--- Begin Exercise data ---

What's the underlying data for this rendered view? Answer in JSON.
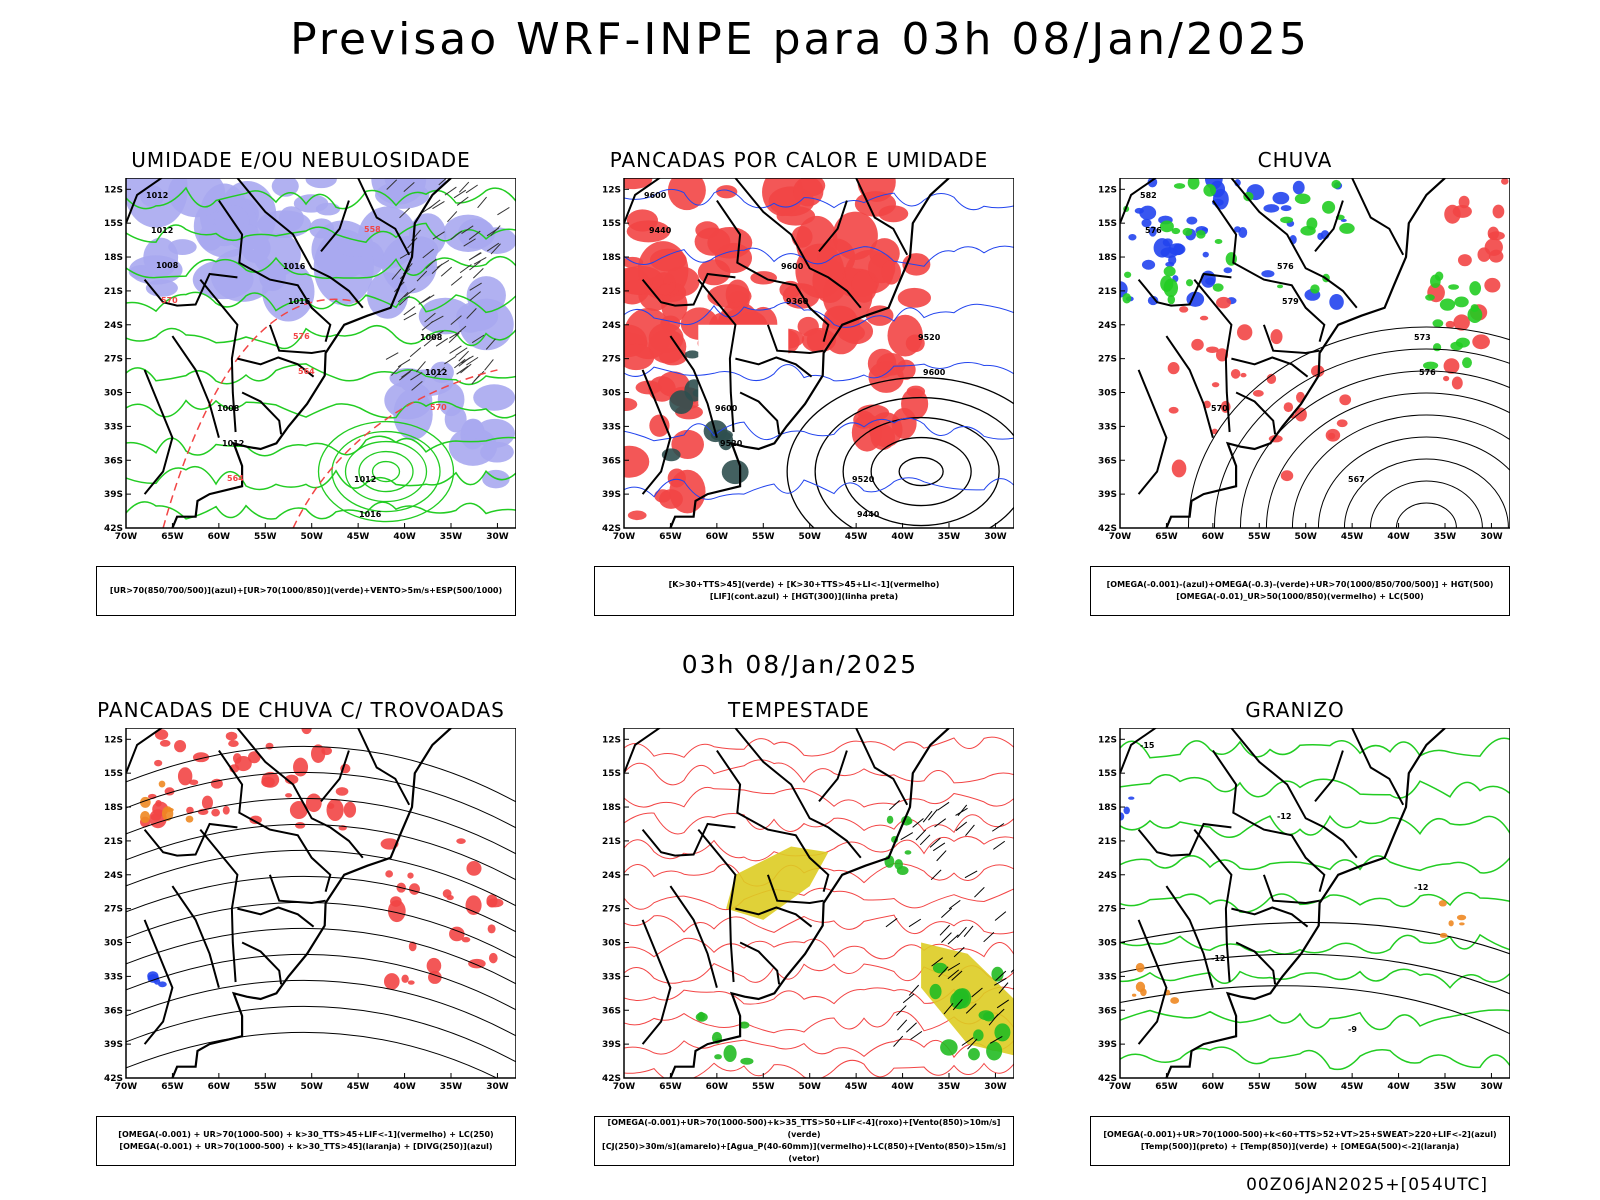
{
  "title": "Previsao WRF-INPE  para 03h 08/Jan/2025",
  "subtitle": "03h 08/Jan/2025",
  "footer": "00Z06JAN2025+[054UTC]",
  "axes": {
    "lat_ticks": [
      "12S",
      "15S",
      "18S",
      "21S",
      "24S",
      "27S",
      "30S",
      "33S",
      "36S",
      "39S",
      "42S"
    ],
    "lon_ticks": [
      "70W",
      "65W",
      "60W",
      "55W",
      "50W",
      "45W",
      "40W",
      "35W",
      "30W"
    ]
  },
  "colors": {
    "humidity_blue": "#a9a9f0",
    "humidity_green": "#22cc22",
    "red_fill": "#f24545",
    "dark_teal": "#2f4f4f",
    "blue": "#2244ee",
    "orange": "#ee8822",
    "yellow": "#ddcc22",
    "green_fill": "#22bb22",
    "black": "#000000"
  },
  "panels": [
    {
      "id": "umidade",
      "title": "UMIDADE E/OU NEBULOSIDADE",
      "legend": [
        "[UR>70(850/700/500)](azul)+[UR>70(1000/850)](verde)+VENTO>5m/s+ESP(500/1000)"
      ],
      "contour_labels": [
        "1012",
        "1016",
        "1008",
        "1008",
        "1012",
        "1012",
        "1016",
        "1012",
        "1012",
        "1016",
        "1008",
        "576",
        "570",
        "564",
        "558",
        "570",
        "564"
      ]
    },
    {
      "id": "pancadas-calor",
      "title": "PANCADAS POR CALOR E UMIDADE",
      "legend": [
        "[K>30+TTS>45](verde) + [K>30+TTS>45+LI<-1](vermelho)",
        "[LIF](cont.azul) + [HGT(300)](linha preta)"
      ],
      "contour_labels": [
        "9600",
        "9600",
        "9520",
        "9600",
        "9520",
        "9440",
        "9360",
        "9600",
        "9520",
        "9440"
      ]
    },
    {
      "id": "chuva",
      "title": "CHUVA",
      "legend": [
        "[OMEGA(-0.001)-(azul)+OMEGA(-0.3)-(verde)+UR>70(1000/850/700/500)] + HGT(500)",
        "[OMEGA(-0.01)_UR>50(1000/850)(vermelho) + LC(500)"
      ],
      "contour_labels": [
        "582",
        "576",
        "573",
        "570",
        "567",
        "576",
        "579",
        "576"
      ]
    },
    {
      "id": "trovoadas",
      "title": "PANCADAS DE CHUVA C/ TROVOADAS",
      "legend": [
        "[OMEGA(-0.001) + UR>70(1000-500) + k>30_TTS>45+LIF<-1](vermelho) + LC(250)",
        "[OMEGA(-0.001) + UR>70(1000-500) + k>30_TTS>45](laranja) + [DIVG(250)](azul)"
      ],
      "contour_labels": []
    },
    {
      "id": "tempestade",
      "title": "TEMPESTADE",
      "legend": [
        "[OMEGA(-0.001)+UR>70(1000-500)+k>35_TTS>50+LIF<-4](roxo)+[Vento(850)>10m/s](verde)",
        "[CJ(250)>30m/s](amarelo)+[Agua_P(40-60mm)](vermelho)+LC(850)+[Vento(850)>15m/s](vetor)"
      ],
      "contour_labels": []
    },
    {
      "id": "granizo",
      "title": "GRANIZO",
      "legend": [
        "[OMEGA(-0.001)+UR>70(1000-500)+k<60+TTS>52+VT>25+SWEAT>220+LIF<-2](azul)",
        "[Temp(500)](preto) + [Temp(850)](verde) + [OMEGA(500)<-2](laranja)"
      ],
      "contour_labels": [
        "-15",
        "-12",
        "-12",
        "-12",
        "-9"
      ]
    }
  ]
}
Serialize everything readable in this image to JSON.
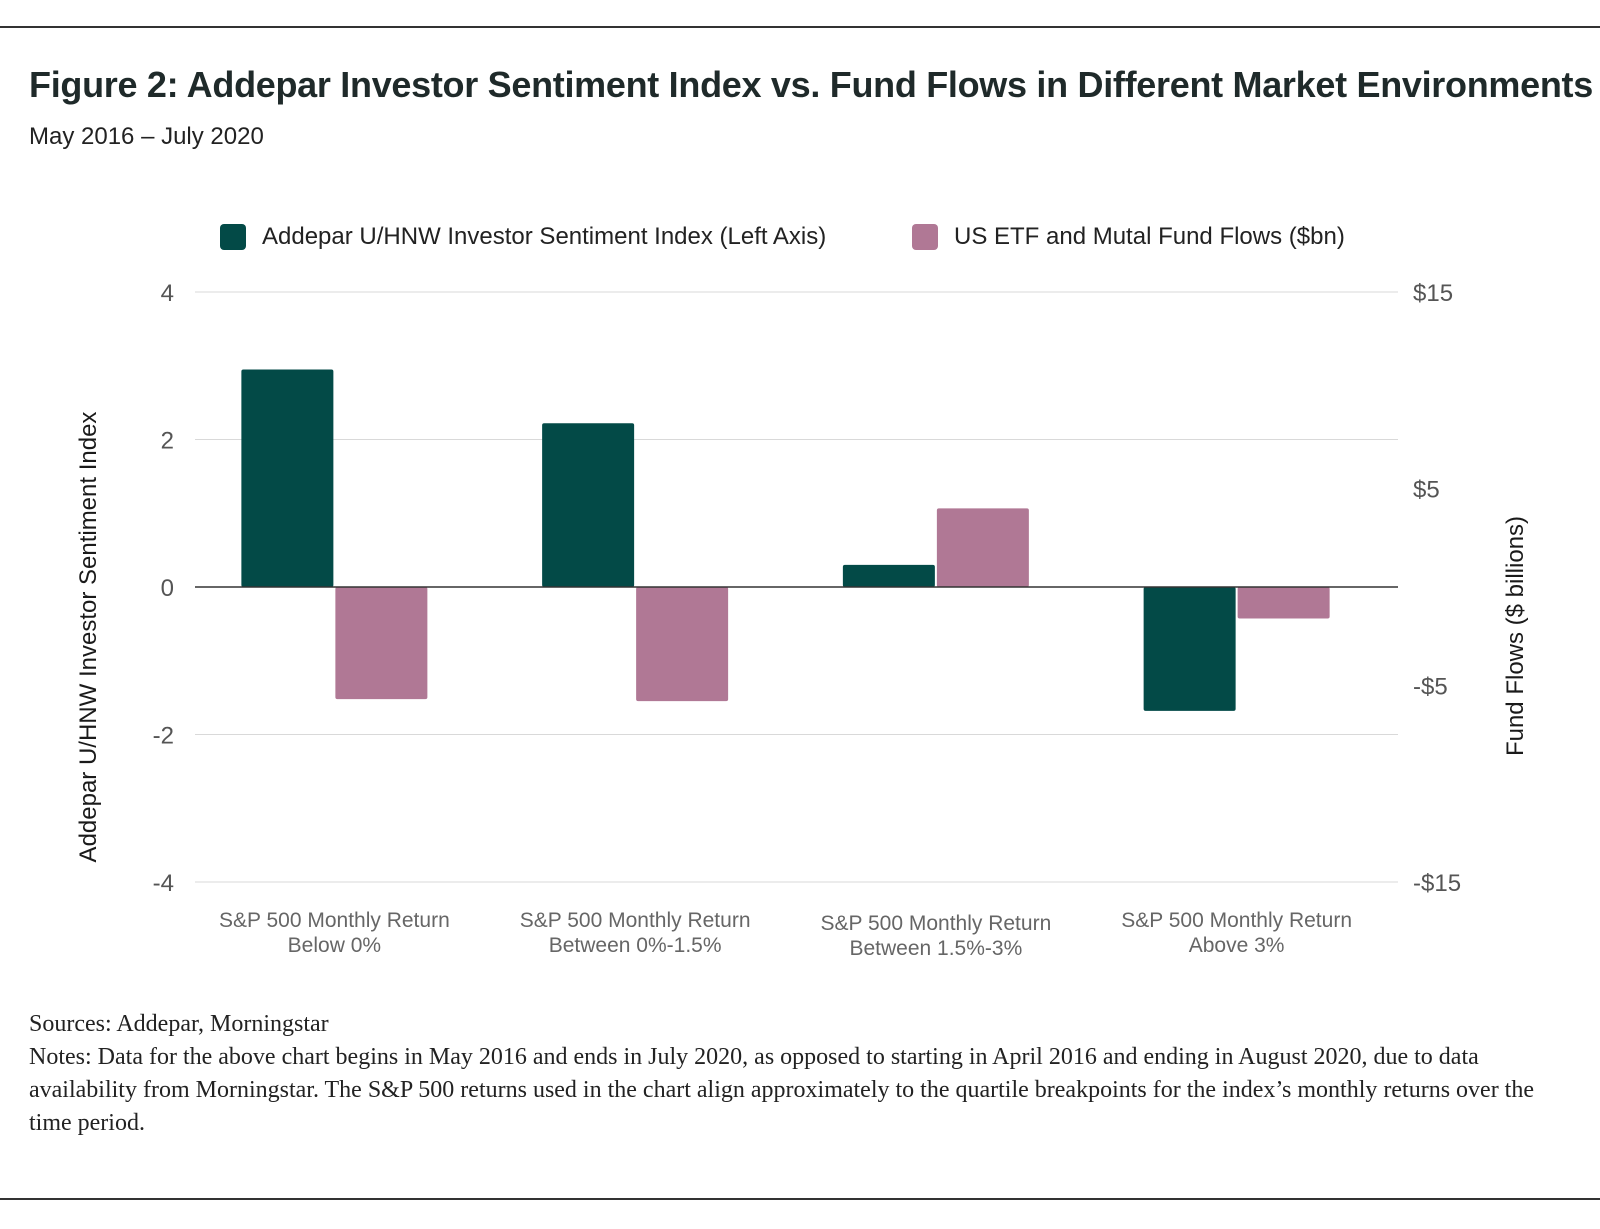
{
  "title": "Figure 2: Addepar Investor Sentiment Index vs. Fund Flows in Different Market Environments",
  "subtitle": "May 2016 – July 2020",
  "legend": [
    {
      "label": "Addepar U/HNW Investor Sentiment Index (Left Axis)",
      "color": "#034a47"
    },
    {
      "label": "US ETF and Mutal Fund Flows ($bn)",
      "color": "#b07895"
    }
  ],
  "footer": {
    "sources": "Sources: Addepar, Morningstar",
    "notes": "Notes:  Data for the above chart begins in May 2016 and ends in July 2020, as opposed to starting in April 2016 and ending in August 2020, due to data availability from Morningstar. The S&P 500 returns used in the chart align approximately to the quartile breakpoints for the index’s monthly returns over the time period."
  },
  "chart_data": {
    "type": "bar",
    "categories": [
      [
        "S&P 500 Monthly Return",
        "Below 0%"
      ],
      [
        "S&P 500 Monthly Return",
        "Between 0%-1.5%"
      ],
      [
        "S&P 500 Monthly Return",
        "Between 1.5%-3%"
      ],
      [
        "S&P 500 Monthly Return",
        "Above 3%"
      ]
    ],
    "series": [
      {
        "name": "Addepar U/HNW Investor Sentiment Index (Left Axis)",
        "axis": "left",
        "values": [
          2.95,
          2.22,
          0.3,
          -1.68
        ],
        "color": "#034a47"
      },
      {
        "name": "US ETF and Mutal Fund Flows ($bn)",
        "axis": "right",
        "values": [
          -5.7,
          -5.8,
          4.0,
          -1.6
        ],
        "color": "#b07895"
      }
    ],
    "ylabel": "Addepar U/HNW Investor Sentiment Index",
    "y2label": "Fund Flows ($ billions)",
    "ylim": [
      -4,
      4
    ],
    "y2lim": [
      -15,
      15
    ],
    "yticks": [
      4,
      2,
      0,
      -2,
      -4
    ],
    "y2ticks": [
      15,
      5,
      -5,
      -15
    ],
    "y2tick_labels": [
      "$15",
      "$5",
      "-$5",
      "-$15"
    ],
    "grid": true
  }
}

--- End Exercise data ---

## To do
Quote the material in full and exactly; do not carry over its pictures.

## Worked solution
What's the underlying data for this rendered view? Answer in JSON.
{
  "title": "Previsao WRF-INPE  para 03h 08/Jan/2025",
  "subtitle": "03h 08/Jan/2025",
  "footer": "00Z06JAN2025+[054UTC]",
  "axes": {
    "lat_ticks": [
      "12S",
      "15S",
      "18S",
      "21S",
      "24S",
      "27S",
      "30S",
      "33S",
      "36S",
      "39S",
      "42S"
    ],
    "lon_ticks": [
      "70W",
      "65W",
      "60W",
      "55W",
      "50W",
      "45W",
      "40W",
      "35W",
      "30W"
    ]
  },
  "colors": {
    "humidity_blue": "#a9a9f0",
    "humidity_green": "#22cc22",
    "red_fill": "#f24545",
    "dark_teal": "#2f4f4f",
    "blue": "#2244ee",
    "orange": "#ee8822",
    "yellow": "#ddcc22",
    "green_fill": "#22bb22",
    "black": "#000000"
  },
  "panels": [
    {
      "id": "umidade",
      "title": "UMIDADE E/OU NEBULOSIDADE",
      "legend": [
        "[UR>70(850/700/500)](azul)+[UR>70(1000/850)](verde)+VENTO>5m/s+ESP(500/1000)"
      ],
      "contour_labels": [
        "1012",
        "1016",
        "1008",
        "1008",
        "1012",
        "1012",
        "1016",
        "1012",
        "1012",
        "1016",
        "1008",
        "576",
        "570",
        "564",
        "558",
        "570",
        "564"
      ]
    },
    {
      "id": "pancadas-calor",
      "title": "PANCADAS POR CALOR E UMIDADE",
      "legend": [
        "[K>30+TTS>45](verde) + [K>30+TTS>45+LI<-1](vermelho)",
        "[LIF](cont.azul) + [HGT(300)](linha preta)"
      ],
      "contour_labels": [
        "9600",
        "9600",
        "9520",
        "9600",
        "9520",
        "9440",
        "9360",
        "9600",
        "9520",
        "9440"
      ]
    },
    {
      "id": "chuva",
      "title": "CHUVA",
      "legend": [
        "[OMEGA(-0.001)-(azul)+OMEGA(-0.3)-(verde)+UR>70(1000/850/700/500)] + HGT(500)",
        "[OMEGA(-0.01)_UR>50(1000/850)(vermelho) + LC(500)"
      ],
      "contour_labels": [
        "582",
        "576",
        "573",
        "570",
        "567",
        "576",
        "579",
        "576"
      ]
    },
    {
      "id": "trovoadas",
      "title": "PANCADAS DE CHUVA C/ TROVOADAS",
      "legend": [
        "[OMEGA(-0.001) + UR>70(1000-500) + k>30_TTS>45+LIF<-1](vermelho) + LC(250)",
        "[OMEGA(-0.001) + UR>70(1000-500) + k>30_TTS>45](laranja) + [DIVG(250)](azul)"
      ],
      "contour_labels": []
    },
    {
      "id": "tempestade",
      "title": "TEMPESTADE",
      "legend": [
        "[OMEGA(-0.001)+UR>70(1000-500)+k>35_TTS>50+LIF<-4](roxo)+[Vento(850)>10m/s](verde)",
        "[CJ(250)>30m/s](amarelo)+[Agua_P(40-60mm)](vermelho)+LC(850)+[Vento(850)>15m/s](vetor)"
      ],
      "contour_labels": []
    },
    {
      "id": "granizo",
      "title": "GRANIZO",
      "legend": [
        "[OMEGA(-0.001)+UR>70(1000-500)+k<60+TTS>52+VT>25+SWEAT>220+LIF<-2](azul)",
        "[Temp(500)](preto) + [Temp(850)](verde) + [OMEGA(500)<-2](laranja)"
      ],
      "contour_labels": [
        "-15",
        "-12",
        "-12",
        "-12",
        "-9"
      ]
    }
  ]
}
Serialize everything readable in this image to JSON.
{
  "title": "Figure 2: Addepar Investor Sentiment Index vs. Fund Flows in Different Market Environments",
  "subtitle": "May 2016 – July 2020",
  "legend": [
    {
      "label": "Addepar U/HNW Investor Sentiment Index (Left Axis)",
      "color": "#034a47"
    },
    {
      "label": "US ETF and Mutal Fund Flows ($bn)",
      "color": "#b07895"
    }
  ],
  "footer": {
    "sources": "Sources: Addepar, Morningstar",
    "notes": "Notes:  Data for the above chart begins in May 2016 and ends in July 2020, as opposed to starting in April 2016 and ending in August 2020, due to data availability from Morningstar. The S&P 500 returns used in the chart align approximately to the quartile breakpoints for the index’s monthly returns over the time period."
  },
  "chart_data": {
    "type": "bar",
    "categories": [
      [
        "S&P 500 Monthly Return",
        "Below 0%"
      ],
      [
        "S&P 500 Monthly Return",
        "Between 0%-1.5%"
      ],
      [
        "S&P 500 Monthly Return",
        "Between 1.5%-3%"
      ],
      [
        "S&P 500 Monthly Return",
        "Above 3%"
      ]
    ],
    "series": [
      {
        "name": "Addepar U/HNW Investor Sentiment Index (Left Axis)",
        "axis": "left",
        "values": [
          2.95,
          2.22,
          0.3,
          -1.68
        ],
        "color": "#034a47"
      },
      {
        "name": "US ETF and Mutal Fund Flows ($bn)",
        "axis": "right",
        "values": [
          -5.7,
          -5.8,
          4.0,
          -1.6
        ],
        "color": "#b07895"
      }
    ],
    "ylabel": "Addepar U/HNW Investor Sentiment Index",
    "y2label": "Fund Flows ($ billions)",
    "ylim": [
      -4,
      4
    ],
    "y2lim": [
      -15,
      15
    ],
    "yticks": [
      4,
      2,
      0,
      -2,
      -4
    ],
    "y2ticks": [
      15,
      5,
      -5,
      -15
    ],
    "y2tick_labels": [
      "$15",
      "$5",
      "-$5",
      "-$15"
    ],
    "grid": true
  }
}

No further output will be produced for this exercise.